Written problem - Your task is to extract every entry that follows word for word while excluding the pictures.

## begin Material for this task

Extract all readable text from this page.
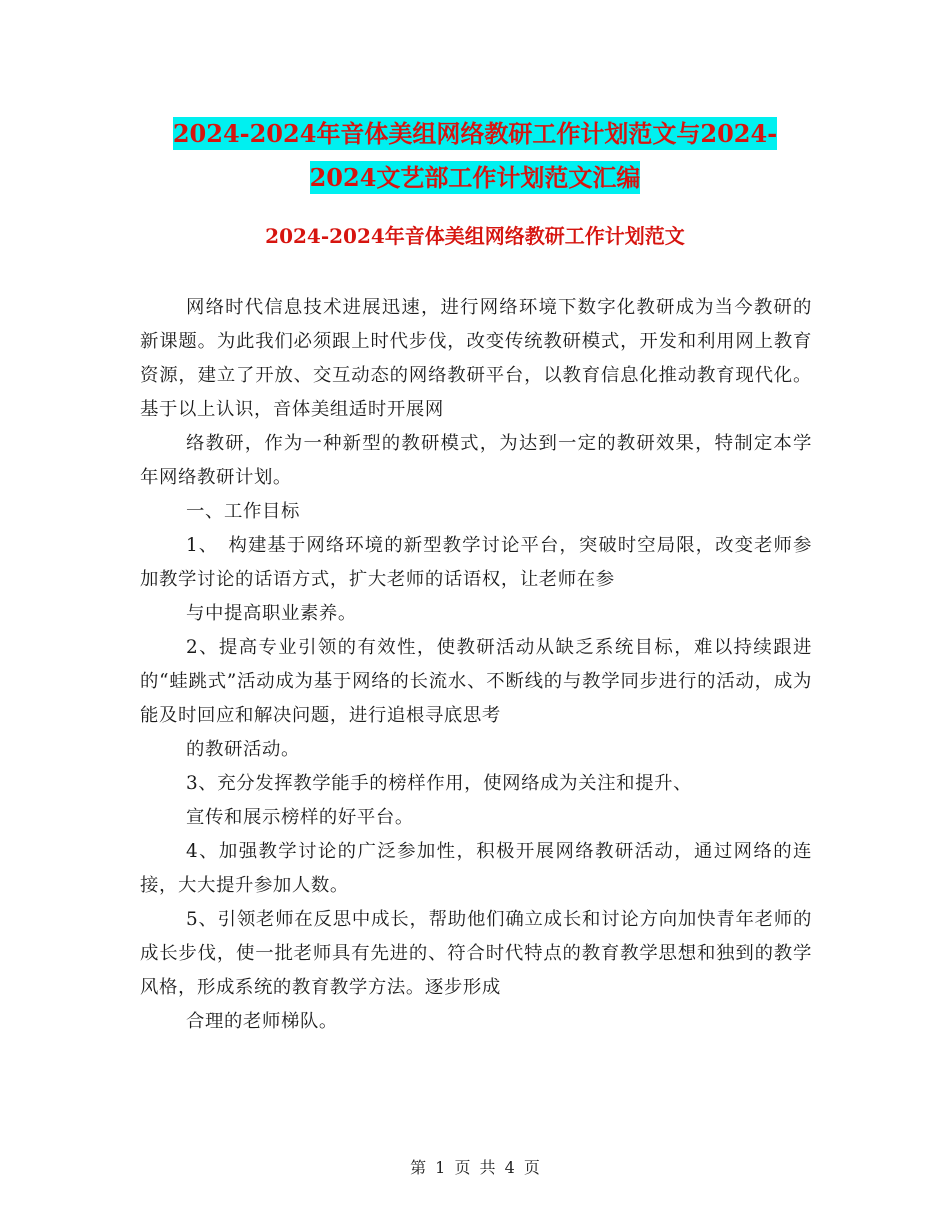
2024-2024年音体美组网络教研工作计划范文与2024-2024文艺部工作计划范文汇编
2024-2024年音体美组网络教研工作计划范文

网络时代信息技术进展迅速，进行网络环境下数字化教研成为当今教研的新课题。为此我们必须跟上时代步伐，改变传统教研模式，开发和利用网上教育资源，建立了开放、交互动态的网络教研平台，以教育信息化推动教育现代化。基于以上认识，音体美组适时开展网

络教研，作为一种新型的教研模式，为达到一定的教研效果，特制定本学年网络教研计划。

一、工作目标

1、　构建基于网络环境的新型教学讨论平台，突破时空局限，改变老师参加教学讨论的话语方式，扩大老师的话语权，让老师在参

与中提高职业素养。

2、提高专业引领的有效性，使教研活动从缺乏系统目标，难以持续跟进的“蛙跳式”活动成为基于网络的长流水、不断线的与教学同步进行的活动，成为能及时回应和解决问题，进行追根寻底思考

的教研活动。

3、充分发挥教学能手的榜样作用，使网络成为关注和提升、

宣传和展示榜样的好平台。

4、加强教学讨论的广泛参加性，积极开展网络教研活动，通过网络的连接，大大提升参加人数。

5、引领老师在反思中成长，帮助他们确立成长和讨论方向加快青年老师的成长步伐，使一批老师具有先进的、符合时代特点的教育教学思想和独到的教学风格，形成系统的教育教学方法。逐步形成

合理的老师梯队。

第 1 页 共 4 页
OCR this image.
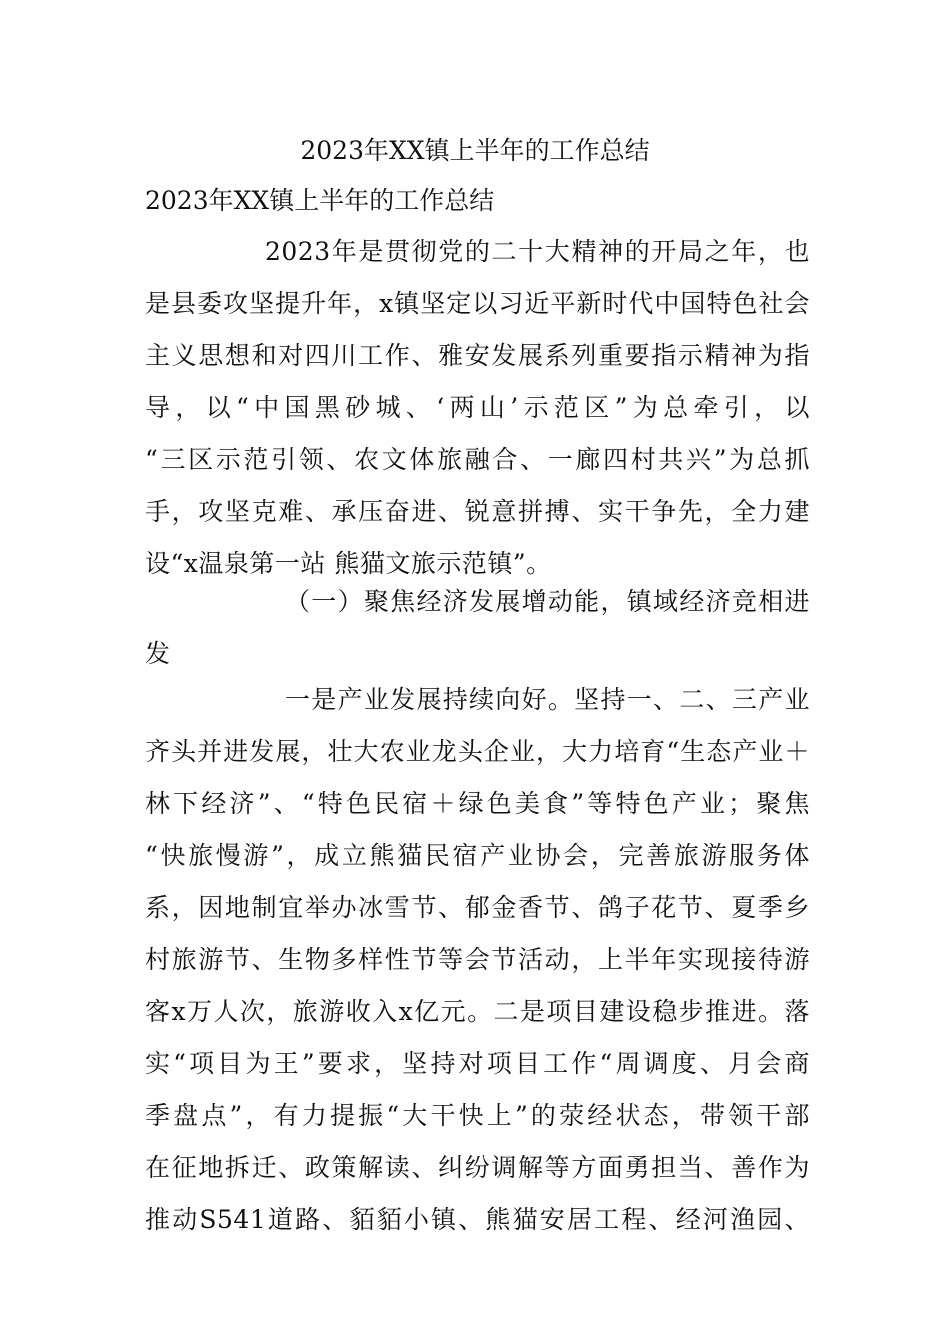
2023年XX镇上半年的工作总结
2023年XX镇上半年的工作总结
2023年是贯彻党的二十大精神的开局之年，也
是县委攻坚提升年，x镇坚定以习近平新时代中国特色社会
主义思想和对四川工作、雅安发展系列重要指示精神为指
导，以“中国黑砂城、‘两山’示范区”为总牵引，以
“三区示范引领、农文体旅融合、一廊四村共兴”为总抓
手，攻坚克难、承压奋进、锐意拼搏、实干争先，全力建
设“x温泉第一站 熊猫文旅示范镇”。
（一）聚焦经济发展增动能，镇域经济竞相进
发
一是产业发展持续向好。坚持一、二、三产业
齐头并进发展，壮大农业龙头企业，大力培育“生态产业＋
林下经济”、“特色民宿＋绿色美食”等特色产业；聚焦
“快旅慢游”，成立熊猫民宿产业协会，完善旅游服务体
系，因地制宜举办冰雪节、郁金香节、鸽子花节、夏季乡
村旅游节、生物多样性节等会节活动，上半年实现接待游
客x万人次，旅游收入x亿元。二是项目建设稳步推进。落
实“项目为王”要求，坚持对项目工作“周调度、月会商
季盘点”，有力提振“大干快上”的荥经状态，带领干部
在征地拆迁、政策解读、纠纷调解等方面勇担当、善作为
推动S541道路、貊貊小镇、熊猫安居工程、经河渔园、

## end Material for this task

Solved problem -
Extract all readable text from this page.
2024-2024年音体美组网络教研工作计划范文与2024-2024文艺部工作计划范文汇编
2024-2024年音体美组网络教研工作计划范文

网络时代信息技术进展迅速，进行网络环境下数字化教研成为当今教研的新课题。为此我们必须跟上时代步伐，改变传统教研模式，开发和利用网上教育资源，建立了开放、交互动态的网络教研平台，以教育信息化推动教育现代化。基于以上认识，音体美组适时开展网

络教研，作为一种新型的教研模式，为达到一定的教研效果，特制定本学年网络教研计划。

一、工作目标

1、　构建基于网络环境的新型教学讨论平台，突破时空局限，改变老师参加教学讨论的话语方式，扩大老师的话语权，让老师在参

与中提高职业素养。

2、提高专业引领的有效性，使教研活动从缺乏系统目标，难以持续跟进的“蛙跳式”活动成为基于网络的长流水、不断线的与教学同步进行的活动，成为能及时回应和解决问题，进行追根寻底思考

的教研活动。

3、充分发挥教学能手的榜样作用，使网络成为关注和提升、

宣传和展示榜样的好平台。

4、加强教学讨论的广泛参加性，积极开展网络教研活动，通过网络的连接，大大提升参加人数。

5、引领老师在反思中成长，帮助他们确立成长和讨论方向加快青年老师的成长步伐，使一批老师具有先进的、符合时代特点的教育教学思想和独到的教学风格，形成系统的教育教学方法。逐步形成

合理的老师梯队。

第 1 页 共 4 页
OCR this image.
2023年XX镇上半年的工作总结
2023年XX镇上半年的工作总结
2023年是贯彻党的二十大精神的开局之年，也
是县委攻坚提升年，x镇坚定以习近平新时代中国特色社会
主义思想和对四川工作、雅安发展系列重要指示精神为指
导，以“中国黑砂城、‘两山’示范区”为总牵引，以
“三区示范引领、农文体旅融合、一廊四村共兴”为总抓
手，攻坚克难、承压奋进、锐意拼搏、实干争先，全力建
设“x温泉第一站 熊猫文旅示范镇”。
（一）聚焦经济发展增动能，镇域经济竞相进
发
一是产业发展持续向好。坚持一、二、三产业
齐头并进发展，壮大农业龙头企业，大力培育“生态产业＋
林下经济”、“特色民宿＋绿色美食”等特色产业；聚焦
“快旅慢游”，成立熊猫民宿产业协会，完善旅游服务体
系，因地制宜举办冰雪节、郁金香节、鸽子花节、夏季乡
村旅游节、生物多样性节等会节活动，上半年实现接待游
客x万人次，旅游收入x亿元。二是项目建设稳步推进。落
实“项目为王”要求，坚持对项目工作“周调度、月会商
季盘点”，有力提振“大干快上”的荥经状态，带领干部
在征地拆迁、政策解读、纠纷调解等方面勇担当、善作为
推动S541道路、貊貊小镇、熊猫安居工程、经河渔园、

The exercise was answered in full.